··· Provided information ···

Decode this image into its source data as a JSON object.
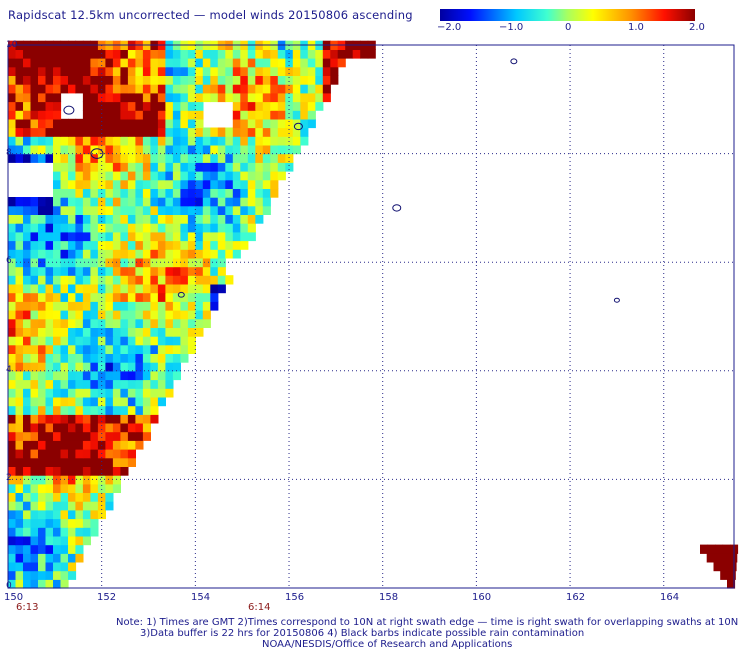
{
  "title": "Rapidscat 12.5km uncorrected — model winds 20150806 ascending",
  "colorbar": {
    "ticks": [
      "−2.0",
      "−1.0",
      "0",
      "1.0",
      "2.0"
    ],
    "range": [
      -2.0,
      2.0
    ]
  },
  "map": {
    "lon_range": [
      150,
      165.5
    ],
    "lat_range": [
      0,
      10
    ],
    "x_ticks": [
      "150",
      "152",
      "154",
      "156",
      "158",
      "160",
      "162",
      "164"
    ],
    "x_tick_values": [
      150,
      152,
      154,
      156,
      158,
      160,
      162,
      164
    ],
    "y_ticks": [
      "0",
      "2",
      "4",
      "6",
      "8",
      "10"
    ],
    "y_tick_values": [
      0,
      2,
      4,
      6,
      8,
      10
    ],
    "grid": true,
    "time_labels": [
      {
        "text": "6:13",
        "lon": 150.4
      },
      {
        "text": "6:14",
        "lon": 155.2
      }
    ]
  },
  "notes": [
    "Note: 1) Times are GMT 2)Times correspond to 10N at right swath edge — time is right swath for overlapping swaths at 10N",
    "3)Data buffer is 22 hrs for 20150806 4) Black barbs indicate possible rain contamination",
    "NOAA/NESDIS/Office of Research and Applications"
  ]
}
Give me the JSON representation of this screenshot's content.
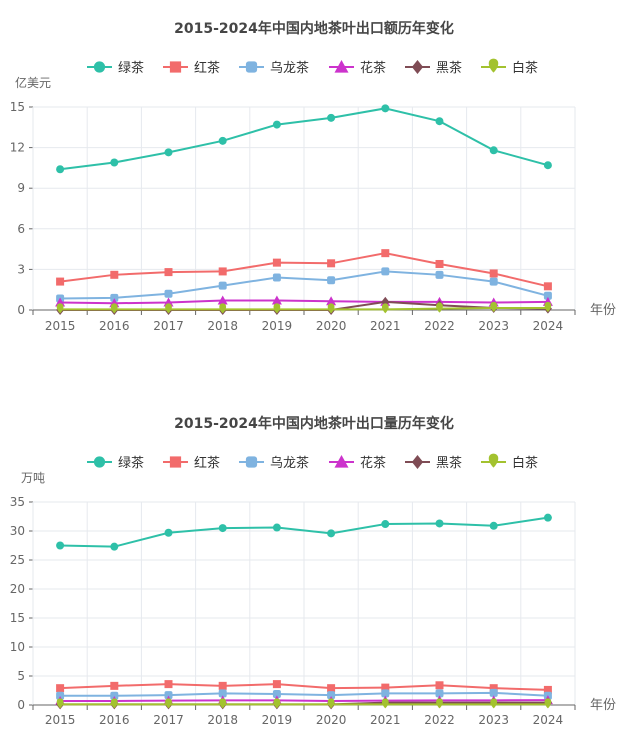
{
  "colors": {
    "绿茶": "#2ec0a8",
    "红茶": "#f26b6b",
    "乌龙茶": "#7fb3e0",
    "花茶": "#cc33cc",
    "黑茶": "#7f4c55",
    "白茶": "#a3c22f"
  },
  "chart_data": [
    {
      "type": "line",
      "title": "2015-2024年中国内地茶叶出口额历年变化",
      "ylabel": "亿美元",
      "xlabel": "年份",
      "ylim": [
        0,
        15
      ],
      "yticks": [
        0,
        3,
        6,
        9,
        12,
        15
      ],
      "legend": "top-center",
      "grid": true,
      "categories": [
        "2015",
        "2016",
        "2017",
        "2018",
        "2019",
        "2020",
        "2021",
        "2022",
        "2023",
        "2024"
      ],
      "series": [
        {
          "name": "绿茶",
          "marker": "circle",
          "values": [
            10.4,
            10.9,
            11.65,
            12.5,
            13.7,
            14.2,
            14.9,
            13.95,
            11.8,
            10.7
          ]
        },
        {
          "name": "红茶",
          "marker": "square",
          "values": [
            2.1,
            2.6,
            2.8,
            2.85,
            3.5,
            3.45,
            4.2,
            3.4,
            2.7,
            1.75
          ]
        },
        {
          "name": "乌龙茶",
          "marker": "roundrect",
          "values": [
            0.85,
            0.9,
            1.2,
            1.8,
            2.4,
            2.2,
            2.85,
            2.6,
            2.1,
            1.05
          ]
        },
        {
          "name": "花茶",
          "marker": "triangle",
          "values": [
            0.55,
            0.5,
            0.55,
            0.7,
            0.7,
            0.65,
            0.6,
            0.6,
            0.55,
            0.6
          ]
        },
        {
          "name": "黑茶",
          "marker": "diamond",
          "values": [
            0,
            0,
            0,
            0,
            0,
            0,
            0.6,
            0.35,
            0.15,
            0.1
          ]
        },
        {
          "name": "白茶",
          "marker": "pin",
          "values": [
            0.05,
            0.05,
            0.05,
            0.05,
            0.05,
            0.05,
            0.05,
            0.1,
            0.15,
            0.15
          ]
        }
      ]
    },
    {
      "type": "line",
      "title": "2015-2024年中国内地茶叶出口量历年变化",
      "ylabel": "万吨",
      "xlabel": "年份",
      "ylim": [
        0,
        35
      ],
      "yticks": [
        0,
        5,
        10,
        15,
        20,
        25,
        30,
        35
      ],
      "legend": "top-center",
      "grid": true,
      "categories": [
        "2015",
        "2016",
        "2017",
        "2018",
        "2019",
        "2020",
        "2021",
        "2022",
        "2023",
        "2024"
      ],
      "series": [
        {
          "name": "绿茶",
          "marker": "circle",
          "values": [
            27.5,
            27.3,
            29.7,
            30.5,
            30.6,
            29.6,
            31.2,
            31.3,
            30.9,
            32.3
          ]
        },
        {
          "name": "红茶",
          "marker": "square",
          "values": [
            2.9,
            3.3,
            3.6,
            3.3,
            3.6,
            2.9,
            3.0,
            3.4,
            2.9,
            2.6
          ]
        },
        {
          "name": "乌龙茶",
          "marker": "roundrect",
          "values": [
            1.6,
            1.6,
            1.7,
            2.0,
            1.9,
            1.7,
            2.0,
            2.0,
            2.1,
            1.6
          ]
        },
        {
          "name": "花茶",
          "marker": "triangle",
          "values": [
            0.7,
            0.7,
            0.75,
            0.8,
            0.8,
            0.7,
            0.75,
            0.8,
            0.8,
            0.85
          ]
        },
        {
          "name": "黑茶",
          "marker": "diamond",
          "values": [
            0.1,
            0.1,
            0.1,
            0.1,
            0.1,
            0.1,
            0.4,
            0.4,
            0.4,
            0.4
          ]
        },
        {
          "name": "白茶",
          "marker": "pin",
          "values": [
            0.1,
            0.1,
            0.1,
            0.1,
            0.1,
            0.1,
            0.1,
            0.1,
            0.1,
            0.1
          ]
        }
      ]
    }
  ]
}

···

* _Challenge_: Using the data above, print every line exactly, omitting pictures.

* _Answer_:
Decode this image into its source data as a JSON object.
{
  "title": "Rapidscat 12.5km uncorrected — model winds 20150806 ascending",
  "colorbar": {
    "ticks": [
      "−2.0",
      "−1.0",
      "0",
      "1.0",
      "2.0"
    ],
    "range": [
      -2.0,
      2.0
    ]
  },
  "map": {
    "lon_range": [
      150,
      165.5
    ],
    "lat_range": [
      0,
      10
    ],
    "x_ticks": [
      "150",
      "152",
      "154",
      "156",
      "158",
      "160",
      "162",
      "164"
    ],
    "x_tick_values": [
      150,
      152,
      154,
      156,
      158,
      160,
      162,
      164
    ],
    "y_ticks": [
      "0",
      "2",
      "4",
      "6",
      "8",
      "10"
    ],
    "y_tick_values": [
      0,
      2,
      4,
      6,
      8,
      10
    ],
    "grid": true,
    "time_labels": [
      {
        "text": "6:13",
        "lon": 150.4
      },
      {
        "text": "6:14",
        "lon": 155.2
      }
    ]
  },
  "notes": [
    "Note: 1) Times are GMT 2)Times correspond to 10N at right swath edge — time is right swath for overlapping swaths at 10N",
    "3)Data buffer is 22 hrs for 20150806 4) Black barbs indicate possible rain contamination",
    "NOAA/NESDIS/Office of Research and Applications"
  ]
}
Give me the JSON representation of this screenshot's content.
{
  "colors": {
    "绿茶": "#2ec0a8",
    "红茶": "#f26b6b",
    "乌龙茶": "#7fb3e0",
    "花茶": "#cc33cc",
    "黑茶": "#7f4c55",
    "白茶": "#a3c22f"
  },
  "chart_data": [
    {
      "type": "line",
      "title": "2015-2024年中国内地茶叶出口额历年变化",
      "ylabel": "亿美元",
      "xlabel": "年份",
      "ylim": [
        0,
        15
      ],
      "yticks": [
        0,
        3,
        6,
        9,
        12,
        15
      ],
      "legend": "top-center",
      "grid": true,
      "categories": [
        "2015",
        "2016",
        "2017",
        "2018",
        "2019",
        "2020",
        "2021",
        "2022",
        "2023",
        "2024"
      ],
      "series": [
        {
          "name": "绿茶",
          "marker": "circle",
          "values": [
            10.4,
            10.9,
            11.65,
            12.5,
            13.7,
            14.2,
            14.9,
            13.95,
            11.8,
            10.7
          ]
        },
        {
          "name": "红茶",
          "marker": "square",
          "values": [
            2.1,
            2.6,
            2.8,
            2.85,
            3.5,
            3.45,
            4.2,
            3.4,
            2.7,
            1.75
          ]
        },
        {
          "name": "乌龙茶",
          "marker": "roundrect",
          "values": [
            0.85,
            0.9,
            1.2,
            1.8,
            2.4,
            2.2,
            2.85,
            2.6,
            2.1,
            1.05
          ]
        },
        {
          "name": "花茶",
          "marker": "triangle",
          "values": [
            0.55,
            0.5,
            0.55,
            0.7,
            0.7,
            0.65,
            0.6,
            0.6,
            0.55,
            0.6
          ]
        },
        {
          "name": "黑茶",
          "marker": "diamond",
          "values": [
            0,
            0,
            0,
            0,
            0,
            0,
            0.6,
            0.35,
            0.15,
            0.1
          ]
        },
        {
          "name": "白茶",
          "marker": "pin",
          "values": [
            0.05,
            0.05,
            0.05,
            0.05,
            0.05,
            0.05,
            0.05,
            0.1,
            0.15,
            0.15
          ]
        }
      ]
    },
    {
      "type": "line",
      "title": "2015-2024年中国内地茶叶出口量历年变化",
      "ylabel": "万吨",
      "xlabel": "年份",
      "ylim": [
        0,
        35
      ],
      "yticks": [
        0,
        5,
        10,
        15,
        20,
        25,
        30,
        35
      ],
      "legend": "top-center",
      "grid": true,
      "categories": [
        "2015",
        "2016",
        "2017",
        "2018",
        "2019",
        "2020",
        "2021",
        "2022",
        "2023",
        "2024"
      ],
      "series": [
        {
          "name": "绿茶",
          "marker": "circle",
          "values": [
            27.5,
            27.3,
            29.7,
            30.5,
            30.6,
            29.6,
            31.2,
            31.3,
            30.9,
            32.3
          ]
        },
        {
          "name": "红茶",
          "marker": "square",
          "values": [
            2.9,
            3.3,
            3.6,
            3.3,
            3.6,
            2.9,
            3.0,
            3.4,
            2.9,
            2.6
          ]
        },
        {
          "name": "乌龙茶",
          "marker": "roundrect",
          "values": [
            1.6,
            1.6,
            1.7,
            2.0,
            1.9,
            1.7,
            2.0,
            2.0,
            2.1,
            1.6
          ]
        },
        {
          "name": "花茶",
          "marker": "triangle",
          "values": [
            0.7,
            0.7,
            0.75,
            0.8,
            0.8,
            0.7,
            0.75,
            0.8,
            0.8,
            0.85
          ]
        },
        {
          "name": "黑茶",
          "marker": "diamond",
          "values": [
            0.1,
            0.1,
            0.1,
            0.1,
            0.1,
            0.1,
            0.4,
            0.4,
            0.4,
            0.4
          ]
        },
        {
          "name": "白茶",
          "marker": "pin",
          "values": [
            0.1,
            0.1,
            0.1,
            0.1,
            0.1,
            0.1,
            0.1,
            0.1,
            0.1,
            0.1
          ]
        }
      ]
    }
  ]
}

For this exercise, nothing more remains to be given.